Dataset records:
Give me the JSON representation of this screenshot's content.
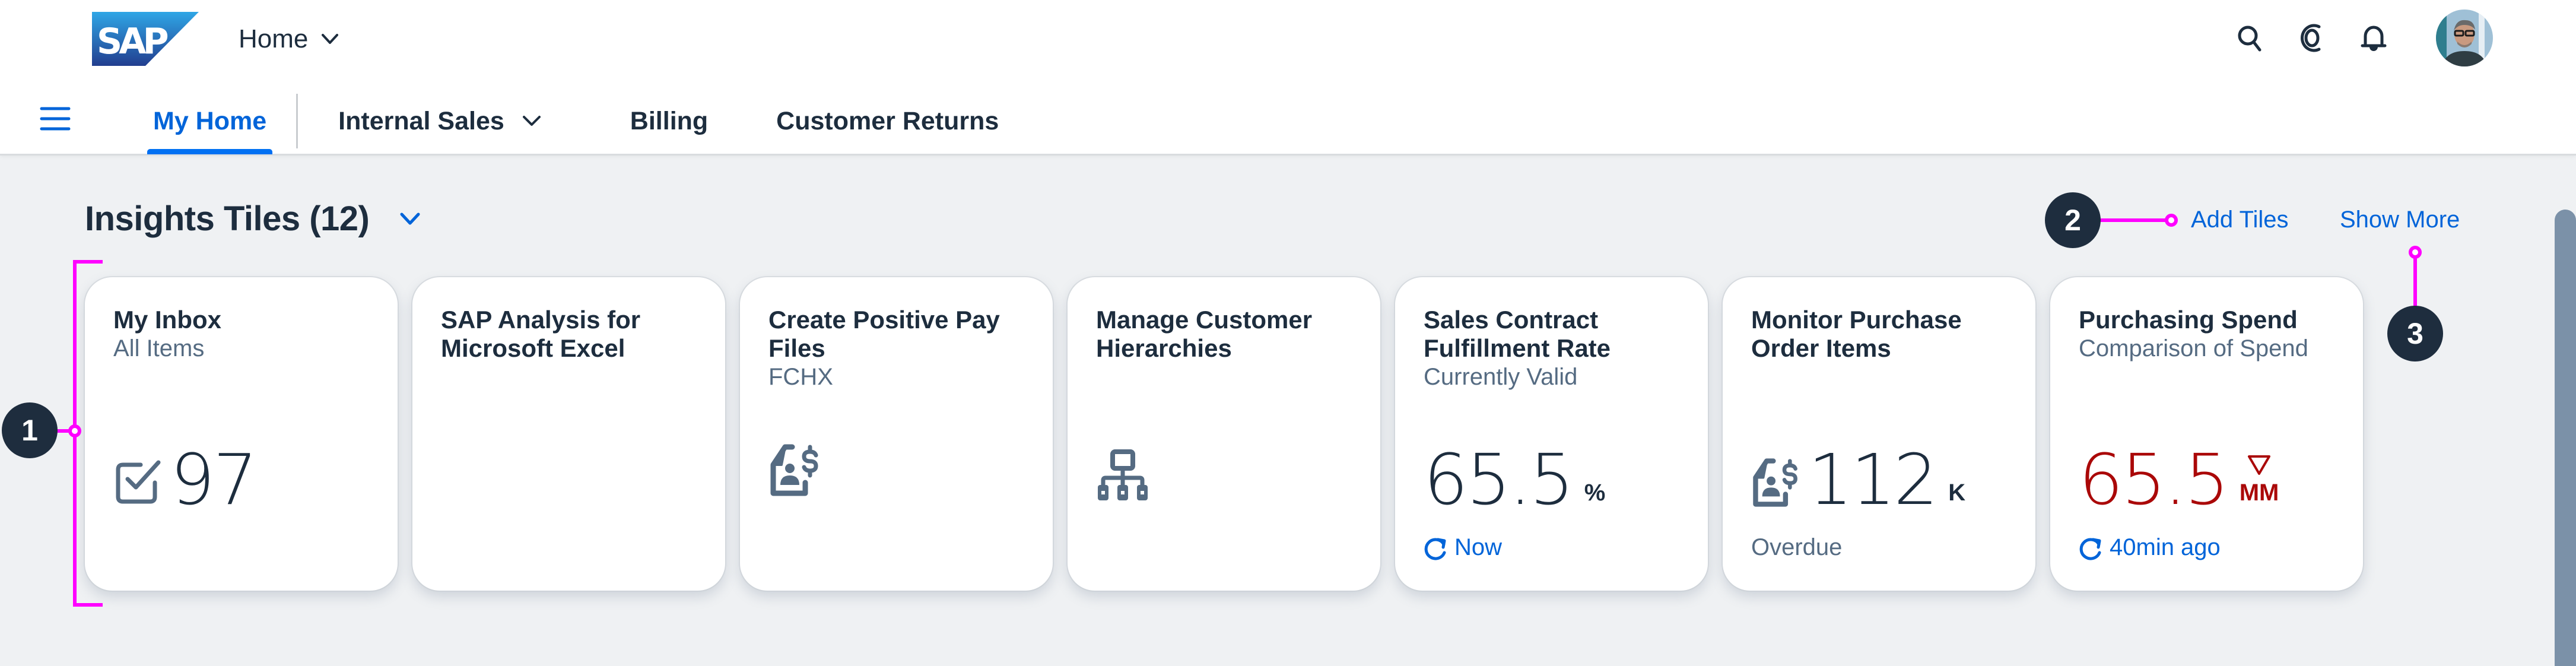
{
  "shell": {
    "logo": "SAP",
    "home_menu_label": "Home",
    "actions": [
      {
        "name": "search",
        "icon": "search-icon"
      },
      {
        "name": "joule",
        "icon": "joule-copilot-icon"
      },
      {
        "name": "notifications",
        "icon": "bell-icon"
      },
      {
        "name": "profile",
        "icon": "user-avatar"
      }
    ]
  },
  "nav": {
    "menu_icon": "hamburger-icon",
    "tabs": [
      {
        "label": "My Home",
        "active": true
      },
      {
        "label": "Internal Sales",
        "has_dropdown": true
      },
      {
        "label": "Billing"
      },
      {
        "label": "Customer Returns"
      }
    ]
  },
  "section": {
    "title": "Insights Tiles (12)",
    "add_tiles_label": "Add Tiles",
    "show_more_label": "Show More"
  },
  "tiles": [
    {
      "title": "My Inbox",
      "subtitle": "All Items",
      "icon": "checkbox-checked-icon",
      "value": "97"
    },
    {
      "title": "SAP Analysis for Microsoft Excel"
    },
    {
      "title": "Create Positive Pay Files",
      "subtitle": "FCHX",
      "icon": "payment-document-icon"
    },
    {
      "title": "Manage Customer Hierarchies",
      "icon": "org-hierarchy-icon"
    },
    {
      "title": "Sales Contract Fulfillment Rate",
      "subtitle": "Currently Valid",
      "value": "65.5",
      "unit": "%",
      "footer": "Now",
      "footer_icon": "refresh-icon"
    },
    {
      "title": "Monitor Purchase Order Items",
      "icon": "payment-document-icon",
      "value": "112",
      "unit": "K",
      "footer": "Overdue"
    },
    {
      "title": "Purchasing Spend",
      "subtitle": "Comparison of Spend",
      "value": "65.5",
      "unit": "MM",
      "trend": "down",
      "state": "negative",
      "footer": "40min ago",
      "footer_icon": "refresh-icon"
    }
  ],
  "annotations": [
    "1",
    "2",
    "3"
  ],
  "colors": {
    "brand_blue": "#0070f2",
    "link_blue": "#0064d9",
    "text_dark": "#1d2d3e",
    "text_muted": "#556b82",
    "negative_red": "#aa0808",
    "annotation_magenta": "#ff00ff",
    "background": "#eff1f3"
  }
}
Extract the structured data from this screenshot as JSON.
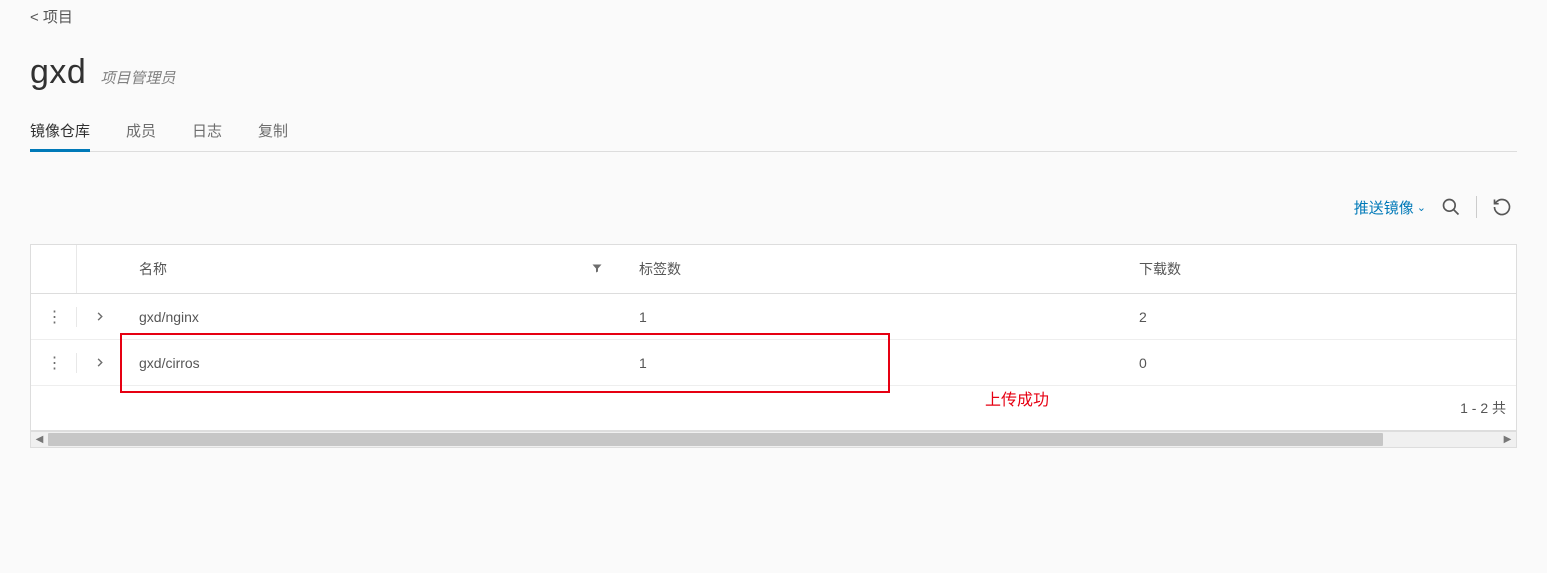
{
  "breadcrumb": "< 项目",
  "title": "gxd",
  "role": "项目管理员",
  "tabs": [
    {
      "label": "镜像仓库",
      "active": true
    },
    {
      "label": "成员",
      "active": false
    },
    {
      "label": "日志",
      "active": false
    },
    {
      "label": "复制",
      "active": false
    }
  ],
  "toolbar": {
    "push_label": "推送镜像"
  },
  "columns": {
    "name": "名称",
    "tags": "标签数",
    "downloads": "下载数"
  },
  "rows": [
    {
      "name": "gxd/nginx",
      "tags": "1",
      "downloads": "2"
    },
    {
      "name": "gxd/cirros",
      "tags": "1",
      "downloads": "0"
    }
  ],
  "annotation": "上传成功",
  "footer_count": "1 - 2 共"
}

### Your instructions
Transcribe every entry word for word, but skip the pictures.

### Solution for this problem
Give me the JSON representation of this screenshot's content.
{
  "shell": {
    "logo": "SAP",
    "home_menu_label": "Home",
    "actions": [
      {
        "name": "search",
        "icon": "search-icon"
      },
      {
        "name": "joule",
        "icon": "joule-copilot-icon"
      },
      {
        "name": "notifications",
        "icon": "bell-icon"
      },
      {
        "name": "profile",
        "icon": "user-avatar"
      }
    ]
  },
  "nav": {
    "menu_icon": "hamburger-icon",
    "tabs": [
      {
        "label": "My Home",
        "active": true
      },
      {
        "label": "Internal Sales",
        "has_dropdown": true
      },
      {
        "label": "Billing"
      },
      {
        "label": "Customer Returns"
      }
    ]
  },
  "section": {
    "title": "Insights Tiles (12)",
    "add_tiles_label": "Add Tiles",
    "show_more_label": "Show More"
  },
  "tiles": [
    {
      "title": "My Inbox",
      "subtitle": "All Items",
      "icon": "checkbox-checked-icon",
      "value": "97"
    },
    {
      "title": "SAP Analysis for Microsoft Excel"
    },
    {
      "title": "Create Positive Pay Files",
      "subtitle": "FCHX",
      "icon": "payment-document-icon"
    },
    {
      "title": "Manage Customer Hierarchies",
      "icon": "org-hierarchy-icon"
    },
    {
      "title": "Sales Contract Fulfillment Rate",
      "subtitle": "Currently Valid",
      "value": "65.5",
      "unit": "%",
      "footer": "Now",
      "footer_icon": "refresh-icon"
    },
    {
      "title": "Monitor Purchase Order Items",
      "icon": "payment-document-icon",
      "value": "112",
      "unit": "K",
      "footer": "Overdue"
    },
    {
      "title": "Purchasing Spend",
      "subtitle": "Comparison of Spend",
      "value": "65.5",
      "unit": "MM",
      "trend": "down",
      "state": "negative",
      "footer": "40min ago",
      "footer_icon": "refresh-icon"
    }
  ],
  "annotations": [
    "1",
    "2",
    "3"
  ],
  "colors": {
    "brand_blue": "#0070f2",
    "link_blue": "#0064d9",
    "text_dark": "#1d2d3e",
    "text_muted": "#556b82",
    "negative_red": "#aa0808",
    "annotation_magenta": "#ff00ff",
    "background": "#eff1f3"
  }
}
Extract the structured data from this screenshot as JSON.
{
  "breadcrumb": "< 项目",
  "title": "gxd",
  "role": "项目管理员",
  "tabs": [
    {
      "label": "镜像仓库",
      "active": true
    },
    {
      "label": "成员",
      "active": false
    },
    {
      "label": "日志",
      "active": false
    },
    {
      "label": "复制",
      "active": false
    }
  ],
  "toolbar": {
    "push_label": "推送镜像"
  },
  "columns": {
    "name": "名称",
    "tags": "标签数",
    "downloads": "下载数"
  },
  "rows": [
    {
      "name": "gxd/nginx",
      "tags": "1",
      "downloads": "2"
    },
    {
      "name": "gxd/cirros",
      "tags": "1",
      "downloads": "0"
    }
  ],
  "annotation": "上传成功",
  "footer_count": "1 - 2 共"
}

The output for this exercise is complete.